■ **REQUIRED WORK**
Every line below that holds the string "CASTANHA" should be copied out.

↓

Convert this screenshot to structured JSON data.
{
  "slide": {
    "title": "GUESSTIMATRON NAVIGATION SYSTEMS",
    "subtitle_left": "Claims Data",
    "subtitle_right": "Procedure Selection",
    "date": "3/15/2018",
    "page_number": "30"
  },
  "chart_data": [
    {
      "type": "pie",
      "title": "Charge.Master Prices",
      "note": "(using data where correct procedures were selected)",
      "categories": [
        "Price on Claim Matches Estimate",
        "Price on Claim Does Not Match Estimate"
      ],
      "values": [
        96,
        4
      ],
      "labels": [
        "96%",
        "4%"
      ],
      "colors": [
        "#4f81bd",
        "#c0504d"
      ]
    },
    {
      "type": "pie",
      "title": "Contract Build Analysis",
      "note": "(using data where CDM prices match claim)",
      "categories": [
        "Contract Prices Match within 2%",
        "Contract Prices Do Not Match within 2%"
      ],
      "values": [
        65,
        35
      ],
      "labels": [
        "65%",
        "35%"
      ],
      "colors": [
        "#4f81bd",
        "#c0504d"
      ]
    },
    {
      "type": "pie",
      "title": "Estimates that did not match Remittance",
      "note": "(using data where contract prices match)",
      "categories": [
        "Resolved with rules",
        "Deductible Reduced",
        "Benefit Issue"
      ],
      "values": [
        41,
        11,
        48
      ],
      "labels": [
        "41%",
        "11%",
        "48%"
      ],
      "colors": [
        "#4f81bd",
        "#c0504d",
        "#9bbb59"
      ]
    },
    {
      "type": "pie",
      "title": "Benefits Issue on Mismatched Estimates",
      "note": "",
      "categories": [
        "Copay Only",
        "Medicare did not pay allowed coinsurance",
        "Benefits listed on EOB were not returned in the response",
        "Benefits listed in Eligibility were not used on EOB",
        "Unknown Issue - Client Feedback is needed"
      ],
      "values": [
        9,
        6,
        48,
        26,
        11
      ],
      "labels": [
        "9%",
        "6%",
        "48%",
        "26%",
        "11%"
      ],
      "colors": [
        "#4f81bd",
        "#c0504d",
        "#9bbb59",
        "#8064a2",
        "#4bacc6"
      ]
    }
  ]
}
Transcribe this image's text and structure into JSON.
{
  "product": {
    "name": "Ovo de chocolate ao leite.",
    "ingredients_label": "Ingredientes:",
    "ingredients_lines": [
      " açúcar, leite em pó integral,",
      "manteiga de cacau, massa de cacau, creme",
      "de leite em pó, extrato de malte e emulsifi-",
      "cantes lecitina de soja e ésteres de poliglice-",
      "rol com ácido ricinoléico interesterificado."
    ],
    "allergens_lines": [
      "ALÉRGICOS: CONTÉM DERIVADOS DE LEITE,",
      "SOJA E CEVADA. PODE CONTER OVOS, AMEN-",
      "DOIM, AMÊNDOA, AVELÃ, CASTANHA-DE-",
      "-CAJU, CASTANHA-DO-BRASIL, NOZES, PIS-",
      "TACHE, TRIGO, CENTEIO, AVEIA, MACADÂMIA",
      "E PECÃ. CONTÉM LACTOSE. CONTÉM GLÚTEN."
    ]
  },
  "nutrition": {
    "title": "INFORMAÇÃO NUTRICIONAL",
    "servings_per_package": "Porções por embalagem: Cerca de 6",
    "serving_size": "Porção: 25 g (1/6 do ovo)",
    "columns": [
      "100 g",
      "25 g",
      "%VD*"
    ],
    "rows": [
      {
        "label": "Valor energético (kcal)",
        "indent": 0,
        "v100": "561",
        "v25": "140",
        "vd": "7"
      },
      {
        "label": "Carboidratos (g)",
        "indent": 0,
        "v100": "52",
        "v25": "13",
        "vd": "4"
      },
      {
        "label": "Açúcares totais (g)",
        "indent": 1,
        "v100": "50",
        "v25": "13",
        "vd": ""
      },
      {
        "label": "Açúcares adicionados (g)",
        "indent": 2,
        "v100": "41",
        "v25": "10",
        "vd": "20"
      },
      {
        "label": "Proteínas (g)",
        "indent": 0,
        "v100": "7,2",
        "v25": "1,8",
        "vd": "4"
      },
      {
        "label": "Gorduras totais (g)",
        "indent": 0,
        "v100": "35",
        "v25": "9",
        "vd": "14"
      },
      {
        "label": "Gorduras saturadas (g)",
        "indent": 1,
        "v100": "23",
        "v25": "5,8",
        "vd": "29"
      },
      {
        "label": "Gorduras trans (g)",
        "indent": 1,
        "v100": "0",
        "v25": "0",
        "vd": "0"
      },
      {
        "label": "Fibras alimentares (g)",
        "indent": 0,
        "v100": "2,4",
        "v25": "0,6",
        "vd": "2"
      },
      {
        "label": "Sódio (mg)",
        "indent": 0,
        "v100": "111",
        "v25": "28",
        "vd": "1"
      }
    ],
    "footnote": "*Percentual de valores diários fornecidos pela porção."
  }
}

↑

■ **COMPLETED EXERCISE**
      "DOIM, AMÊNDOA, AVELÃ, CASTANHA-DE-",
      "-CAJU, CASTANHA-DO-BRASIL, NOZES, PIS-",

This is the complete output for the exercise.